8-K/A Care YBE Rule 3-14 Disclosure


UNITED STATES
SECURITIES AND EXCHANGE COMMISSION

Washington, D.C. 20549


FORM 8-K/A


CURRENT REPORT PURSUANT
TO SECTION 13 OR 15(d) OF THE
SECURITIES EXCHANGE ACT OF 1934


Date of Report (Date of earliest event reported): September 3, 2013 (July 1, 2013)


National Health Investors, Inc.
(Exact name of Registrant as specified in its charter)

Maryland
(State or other jurisdiction of incorporation or organization)

001-10822
 
62-1470956
(Commission File No.)
 
(I.R.S. Employer
 
 
Identification No.)

222 Robert Rose Drive
Murfreesboro, Tennessee 37129
(Address of principal executive offices)

(615) 890-9100
(Registrant's telephone number, including area code)

Not Applicable
(Former name or former address, if changed since last report)

● **DATASET RECORDS**:

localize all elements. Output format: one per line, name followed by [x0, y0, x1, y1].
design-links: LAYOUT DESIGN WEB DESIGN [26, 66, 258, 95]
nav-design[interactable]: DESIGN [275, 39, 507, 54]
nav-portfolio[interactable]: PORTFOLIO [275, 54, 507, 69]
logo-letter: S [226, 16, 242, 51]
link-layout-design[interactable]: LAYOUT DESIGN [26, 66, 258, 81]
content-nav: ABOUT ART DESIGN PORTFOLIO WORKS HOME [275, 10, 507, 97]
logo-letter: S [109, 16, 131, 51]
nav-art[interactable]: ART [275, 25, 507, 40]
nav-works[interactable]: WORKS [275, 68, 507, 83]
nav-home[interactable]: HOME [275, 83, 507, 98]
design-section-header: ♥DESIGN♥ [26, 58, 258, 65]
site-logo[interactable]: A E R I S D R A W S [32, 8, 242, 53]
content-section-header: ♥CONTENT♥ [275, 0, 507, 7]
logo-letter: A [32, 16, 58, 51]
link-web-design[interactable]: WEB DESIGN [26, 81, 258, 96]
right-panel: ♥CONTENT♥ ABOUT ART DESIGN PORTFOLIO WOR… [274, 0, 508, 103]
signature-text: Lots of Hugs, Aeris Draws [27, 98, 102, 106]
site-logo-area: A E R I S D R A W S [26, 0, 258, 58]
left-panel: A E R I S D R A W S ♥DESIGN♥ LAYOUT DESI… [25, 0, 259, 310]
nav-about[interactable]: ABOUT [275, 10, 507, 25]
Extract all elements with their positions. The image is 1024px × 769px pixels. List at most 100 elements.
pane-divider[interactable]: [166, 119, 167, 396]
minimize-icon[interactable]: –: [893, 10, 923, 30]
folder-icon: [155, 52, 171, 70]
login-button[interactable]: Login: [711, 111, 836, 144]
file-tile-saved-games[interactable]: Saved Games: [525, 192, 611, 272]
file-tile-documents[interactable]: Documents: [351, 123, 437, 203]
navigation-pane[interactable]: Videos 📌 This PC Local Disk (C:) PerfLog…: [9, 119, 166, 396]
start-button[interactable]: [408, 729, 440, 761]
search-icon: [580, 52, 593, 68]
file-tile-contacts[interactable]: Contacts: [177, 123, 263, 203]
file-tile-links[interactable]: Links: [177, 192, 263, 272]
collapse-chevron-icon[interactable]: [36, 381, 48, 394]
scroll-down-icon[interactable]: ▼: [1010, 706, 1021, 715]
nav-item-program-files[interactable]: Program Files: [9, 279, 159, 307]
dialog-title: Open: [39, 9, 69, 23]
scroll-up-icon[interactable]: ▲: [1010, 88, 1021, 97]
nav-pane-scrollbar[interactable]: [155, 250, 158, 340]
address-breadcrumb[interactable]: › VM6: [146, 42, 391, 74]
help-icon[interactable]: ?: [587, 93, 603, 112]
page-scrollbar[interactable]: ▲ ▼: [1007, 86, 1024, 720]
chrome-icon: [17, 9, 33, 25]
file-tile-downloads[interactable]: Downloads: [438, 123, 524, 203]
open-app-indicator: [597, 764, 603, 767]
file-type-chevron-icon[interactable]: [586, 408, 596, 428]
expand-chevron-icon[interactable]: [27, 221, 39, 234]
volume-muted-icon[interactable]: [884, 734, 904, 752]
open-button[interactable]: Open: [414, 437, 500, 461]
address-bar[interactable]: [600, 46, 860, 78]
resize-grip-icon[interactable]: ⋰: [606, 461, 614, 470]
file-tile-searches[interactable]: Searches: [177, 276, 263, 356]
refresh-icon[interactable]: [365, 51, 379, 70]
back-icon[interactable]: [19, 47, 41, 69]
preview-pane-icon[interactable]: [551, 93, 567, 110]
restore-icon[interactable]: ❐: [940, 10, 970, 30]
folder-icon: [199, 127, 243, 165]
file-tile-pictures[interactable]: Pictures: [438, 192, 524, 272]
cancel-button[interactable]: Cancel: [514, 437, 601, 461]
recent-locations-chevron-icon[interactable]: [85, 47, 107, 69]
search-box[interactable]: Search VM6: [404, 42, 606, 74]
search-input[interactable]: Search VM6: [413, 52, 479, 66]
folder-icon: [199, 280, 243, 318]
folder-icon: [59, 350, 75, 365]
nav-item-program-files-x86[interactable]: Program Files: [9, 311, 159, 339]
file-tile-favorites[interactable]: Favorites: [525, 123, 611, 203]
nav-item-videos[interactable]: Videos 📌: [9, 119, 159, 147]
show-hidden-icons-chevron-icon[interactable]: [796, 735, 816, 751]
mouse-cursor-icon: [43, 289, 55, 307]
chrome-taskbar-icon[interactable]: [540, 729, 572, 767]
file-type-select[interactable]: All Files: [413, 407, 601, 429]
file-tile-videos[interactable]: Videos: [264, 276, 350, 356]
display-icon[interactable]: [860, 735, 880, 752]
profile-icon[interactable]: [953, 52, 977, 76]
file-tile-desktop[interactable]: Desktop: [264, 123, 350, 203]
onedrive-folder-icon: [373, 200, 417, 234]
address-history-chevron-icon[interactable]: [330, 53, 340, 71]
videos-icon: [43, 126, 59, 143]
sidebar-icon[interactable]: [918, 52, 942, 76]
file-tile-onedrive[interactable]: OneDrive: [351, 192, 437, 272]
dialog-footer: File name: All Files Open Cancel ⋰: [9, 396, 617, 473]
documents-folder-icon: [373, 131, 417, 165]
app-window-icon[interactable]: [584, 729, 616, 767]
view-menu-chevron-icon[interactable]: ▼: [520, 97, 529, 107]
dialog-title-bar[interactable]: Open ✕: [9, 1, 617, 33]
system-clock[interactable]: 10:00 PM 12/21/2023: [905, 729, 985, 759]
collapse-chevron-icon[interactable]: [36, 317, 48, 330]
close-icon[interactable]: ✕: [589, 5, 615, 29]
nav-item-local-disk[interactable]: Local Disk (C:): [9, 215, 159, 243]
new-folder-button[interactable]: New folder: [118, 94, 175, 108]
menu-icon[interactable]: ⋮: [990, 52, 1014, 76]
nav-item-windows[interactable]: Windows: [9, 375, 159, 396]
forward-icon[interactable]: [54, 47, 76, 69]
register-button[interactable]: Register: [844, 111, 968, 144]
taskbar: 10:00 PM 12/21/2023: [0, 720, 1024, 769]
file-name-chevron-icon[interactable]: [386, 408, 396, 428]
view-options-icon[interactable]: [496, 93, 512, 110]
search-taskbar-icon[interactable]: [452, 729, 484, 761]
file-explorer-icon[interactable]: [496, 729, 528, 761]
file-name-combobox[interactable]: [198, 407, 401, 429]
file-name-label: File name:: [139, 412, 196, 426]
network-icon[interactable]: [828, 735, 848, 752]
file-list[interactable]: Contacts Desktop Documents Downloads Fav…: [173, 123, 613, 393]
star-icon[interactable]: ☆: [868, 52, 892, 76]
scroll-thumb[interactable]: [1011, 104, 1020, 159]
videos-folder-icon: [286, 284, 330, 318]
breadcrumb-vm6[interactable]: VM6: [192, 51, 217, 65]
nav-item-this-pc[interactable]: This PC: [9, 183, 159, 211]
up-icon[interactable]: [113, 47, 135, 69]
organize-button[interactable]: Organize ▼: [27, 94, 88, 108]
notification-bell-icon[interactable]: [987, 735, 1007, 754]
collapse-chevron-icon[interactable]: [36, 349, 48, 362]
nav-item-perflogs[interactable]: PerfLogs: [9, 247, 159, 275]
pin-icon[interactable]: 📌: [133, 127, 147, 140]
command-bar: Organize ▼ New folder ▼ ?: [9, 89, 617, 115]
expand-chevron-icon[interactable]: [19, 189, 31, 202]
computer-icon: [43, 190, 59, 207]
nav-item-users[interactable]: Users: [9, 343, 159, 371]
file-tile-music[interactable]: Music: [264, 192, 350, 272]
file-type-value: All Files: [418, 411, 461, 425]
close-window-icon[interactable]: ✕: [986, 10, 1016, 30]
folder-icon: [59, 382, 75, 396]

● **TO-DO LIST**:
(a) Quote the Form 8-K/A cover page word for word, starting at "National Health Investors, Inc." and ending at "(Commission File No.)".
(b) Print the records exactly, starting at their first line and ending at the line that contains "nav-home[interactable]: HOME [275, 83, 507, 98]", both included.

● **FINAL ANSWERS**:
(a)
National Health Investors, Inc.
(Exact name of Registrant as specified in its charter)

Maryland
(State or other jurisdiction of incorporation or organization)

001-10822
 
62-1470956
(Commission File No.)

(b)
localize all elements. Output format: one per line, name followed by [x0, y0, x1, y1].
design-links: LAYOUT DESIGN WEB DESIGN [26, 66, 258, 95]
nav-design[interactable]: DESIGN [275, 39, 507, 54]
nav-portfolio[interactable]: PORTFOLIO [275, 54, 507, 69]
logo-letter: S [226, 16, 242, 51]
link-layout-design[interactable]: LAYOUT DESIGN [26, 66, 258, 81]
content-nav: ABOUT ART DESIGN PORTFOLIO WORKS HOME [275, 10, 507, 97]
logo-letter: S [109, 16, 131, 51]
nav-art[interactable]: ART [275, 25, 507, 40]
nav-works[interactable]: WORKS [275, 68, 507, 83]
nav-home[interactable]: HOME [275, 83, 507, 98]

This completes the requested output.